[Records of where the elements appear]

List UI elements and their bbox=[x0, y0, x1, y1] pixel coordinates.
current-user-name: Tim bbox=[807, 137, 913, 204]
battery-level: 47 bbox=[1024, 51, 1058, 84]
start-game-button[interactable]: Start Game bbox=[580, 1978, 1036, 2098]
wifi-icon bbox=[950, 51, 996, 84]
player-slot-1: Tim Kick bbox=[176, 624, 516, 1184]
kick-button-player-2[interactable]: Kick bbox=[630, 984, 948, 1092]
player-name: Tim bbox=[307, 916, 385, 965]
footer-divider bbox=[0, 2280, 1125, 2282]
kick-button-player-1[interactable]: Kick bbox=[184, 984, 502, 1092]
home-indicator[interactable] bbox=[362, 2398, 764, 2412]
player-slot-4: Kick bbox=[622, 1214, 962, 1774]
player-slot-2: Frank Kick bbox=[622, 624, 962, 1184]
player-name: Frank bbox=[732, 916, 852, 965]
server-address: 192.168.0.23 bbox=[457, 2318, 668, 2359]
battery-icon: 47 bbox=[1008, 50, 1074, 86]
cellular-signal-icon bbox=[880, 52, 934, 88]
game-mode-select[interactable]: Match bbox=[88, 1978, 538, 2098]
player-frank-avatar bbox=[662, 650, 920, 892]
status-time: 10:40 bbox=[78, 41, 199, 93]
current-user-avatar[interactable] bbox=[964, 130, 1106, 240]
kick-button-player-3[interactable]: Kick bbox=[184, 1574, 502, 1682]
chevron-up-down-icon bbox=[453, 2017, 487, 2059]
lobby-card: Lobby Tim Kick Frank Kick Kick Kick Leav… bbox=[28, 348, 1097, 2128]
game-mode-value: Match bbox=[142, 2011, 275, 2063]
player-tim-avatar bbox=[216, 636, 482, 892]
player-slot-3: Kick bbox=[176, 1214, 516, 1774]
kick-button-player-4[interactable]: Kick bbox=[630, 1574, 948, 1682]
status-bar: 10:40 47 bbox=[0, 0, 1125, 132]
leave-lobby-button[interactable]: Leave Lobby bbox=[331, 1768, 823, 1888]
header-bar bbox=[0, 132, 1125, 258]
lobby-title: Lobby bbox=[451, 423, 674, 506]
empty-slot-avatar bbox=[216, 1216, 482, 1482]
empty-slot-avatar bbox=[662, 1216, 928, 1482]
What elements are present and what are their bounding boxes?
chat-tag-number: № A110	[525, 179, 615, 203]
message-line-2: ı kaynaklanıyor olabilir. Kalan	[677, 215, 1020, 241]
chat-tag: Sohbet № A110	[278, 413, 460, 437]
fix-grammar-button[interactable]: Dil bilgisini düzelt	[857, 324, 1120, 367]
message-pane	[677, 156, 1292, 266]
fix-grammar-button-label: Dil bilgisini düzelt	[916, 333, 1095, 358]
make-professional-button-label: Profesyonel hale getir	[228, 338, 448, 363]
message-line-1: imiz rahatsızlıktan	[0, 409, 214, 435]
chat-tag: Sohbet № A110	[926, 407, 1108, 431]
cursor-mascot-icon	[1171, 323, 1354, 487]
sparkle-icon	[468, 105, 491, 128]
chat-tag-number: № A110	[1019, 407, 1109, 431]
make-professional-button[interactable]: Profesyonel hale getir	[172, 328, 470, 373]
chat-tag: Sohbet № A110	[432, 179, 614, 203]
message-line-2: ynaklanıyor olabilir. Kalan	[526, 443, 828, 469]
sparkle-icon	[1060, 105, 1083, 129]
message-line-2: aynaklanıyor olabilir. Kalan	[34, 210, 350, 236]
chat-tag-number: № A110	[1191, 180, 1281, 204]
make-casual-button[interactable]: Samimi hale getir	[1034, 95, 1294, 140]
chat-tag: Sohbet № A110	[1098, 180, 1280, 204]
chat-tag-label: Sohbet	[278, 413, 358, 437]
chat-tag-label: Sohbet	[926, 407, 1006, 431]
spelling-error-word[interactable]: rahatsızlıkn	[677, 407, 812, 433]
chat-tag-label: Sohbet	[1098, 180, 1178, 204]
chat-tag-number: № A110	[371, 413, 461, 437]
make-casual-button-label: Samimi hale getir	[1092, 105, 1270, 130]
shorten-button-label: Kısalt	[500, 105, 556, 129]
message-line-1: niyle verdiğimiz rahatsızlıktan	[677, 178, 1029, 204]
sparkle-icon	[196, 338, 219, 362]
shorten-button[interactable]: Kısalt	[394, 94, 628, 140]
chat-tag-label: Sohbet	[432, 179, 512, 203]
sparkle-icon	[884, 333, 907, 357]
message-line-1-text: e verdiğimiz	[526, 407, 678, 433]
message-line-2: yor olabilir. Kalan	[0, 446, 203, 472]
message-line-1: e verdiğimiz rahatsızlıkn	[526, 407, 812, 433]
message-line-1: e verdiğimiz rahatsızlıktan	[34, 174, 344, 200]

◆ Problem description ◆
Please identify each line above that contains the word "getir" and copy it in full. Case counts when matching.

◆ Solution below ◆
make-professional-button-label: Profesyonel hale getir	[228, 338, 448, 363]
make-professional-button[interactable]: Profesyonel hale getir	[172, 328, 470, 373]
make-casual-button[interactable]: Samimi hale getir	[1034, 95, 1294, 140]
make-casual-button-label: Samimi hale getir	[1092, 105, 1270, 130]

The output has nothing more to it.